*Written problem*.
Give back only the lines from the one with "Decode this image" through the last line of the data, exactly as they appear.

Start of Given entries

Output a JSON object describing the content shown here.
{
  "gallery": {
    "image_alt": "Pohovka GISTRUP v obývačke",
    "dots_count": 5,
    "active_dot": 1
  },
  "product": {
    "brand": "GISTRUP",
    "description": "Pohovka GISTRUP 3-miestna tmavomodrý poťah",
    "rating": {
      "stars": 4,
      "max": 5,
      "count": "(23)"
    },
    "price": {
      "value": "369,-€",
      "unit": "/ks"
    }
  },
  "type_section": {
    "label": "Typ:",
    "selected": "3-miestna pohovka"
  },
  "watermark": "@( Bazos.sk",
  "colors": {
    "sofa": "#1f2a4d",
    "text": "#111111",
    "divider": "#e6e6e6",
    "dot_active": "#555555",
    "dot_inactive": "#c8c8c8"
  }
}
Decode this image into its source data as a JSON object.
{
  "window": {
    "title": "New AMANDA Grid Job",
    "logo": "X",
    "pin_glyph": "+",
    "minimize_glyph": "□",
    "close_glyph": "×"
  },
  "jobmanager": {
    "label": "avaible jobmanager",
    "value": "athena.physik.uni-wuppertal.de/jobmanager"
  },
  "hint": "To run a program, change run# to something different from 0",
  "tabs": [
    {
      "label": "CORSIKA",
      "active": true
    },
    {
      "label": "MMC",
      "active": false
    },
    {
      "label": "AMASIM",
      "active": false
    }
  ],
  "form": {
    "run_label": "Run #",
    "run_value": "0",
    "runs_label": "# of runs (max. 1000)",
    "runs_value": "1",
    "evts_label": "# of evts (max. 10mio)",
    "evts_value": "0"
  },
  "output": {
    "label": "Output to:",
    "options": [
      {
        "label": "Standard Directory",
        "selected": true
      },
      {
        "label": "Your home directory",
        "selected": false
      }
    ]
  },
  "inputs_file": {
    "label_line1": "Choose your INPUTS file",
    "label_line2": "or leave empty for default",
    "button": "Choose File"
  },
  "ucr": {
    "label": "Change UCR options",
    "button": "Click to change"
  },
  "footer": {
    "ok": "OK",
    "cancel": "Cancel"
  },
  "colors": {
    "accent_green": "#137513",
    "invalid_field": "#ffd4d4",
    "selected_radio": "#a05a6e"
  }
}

End of Given entries

*Answer*.
Decode this image into its source data as a JSON object.
{
  "window": {
    "title": "New AMANDA Grid Job",
    "logo": "X",
    "pin_glyph": "+",
    "minimize_glyph": "□",
    "close_glyph": "×"
  },
  "jobmanager": {
    "label": "avaible jobmanager",
    "value": "athena.physik.uni-wuppertal.de/jobmanager"
  },
  "hint": "To run a program, change run# to something different from 0",
  "tabs": [
    {
      "label": "CORSIKA",
      "active": true
    },
    {
      "label": "MMC",
      "active": false
    },
    {
      "label": "AMASIM",
      "active": false
    }
  ],
  "form": {
    "run_label": "Run #",
    "run_value": "0",
    "runs_label": "# of runs (max. 1000)",
    "runs_value": "1",
    "evts_label": "# of evts (max. 10mio)",
    "evts_value": "0"
  },
  "output": {
    "label": "Output to:",
    "options": [
      {
        "label": "Standard Directory",
        "selected": true
      },
      {
        "label": "Your home directory",
        "selected": false
      }
    ]
  },
  "inputs_file": {
    "label_line1": "Choose your INPUTS file",
    "label_line2": "or leave empty for default",
    "button": "Choose File"
  },
  "ucr": {
    "label": "Change UCR options",
    "button": "Click to change"
  },
  "footer": {
    "ok": "OK",
    "cancel": "Cancel"
  },
  "colors": {
    "accent_green": "#137513",
    "invalid_field": "#ffd4d4",
    "selected_radio": "#a05a6e"
  }
}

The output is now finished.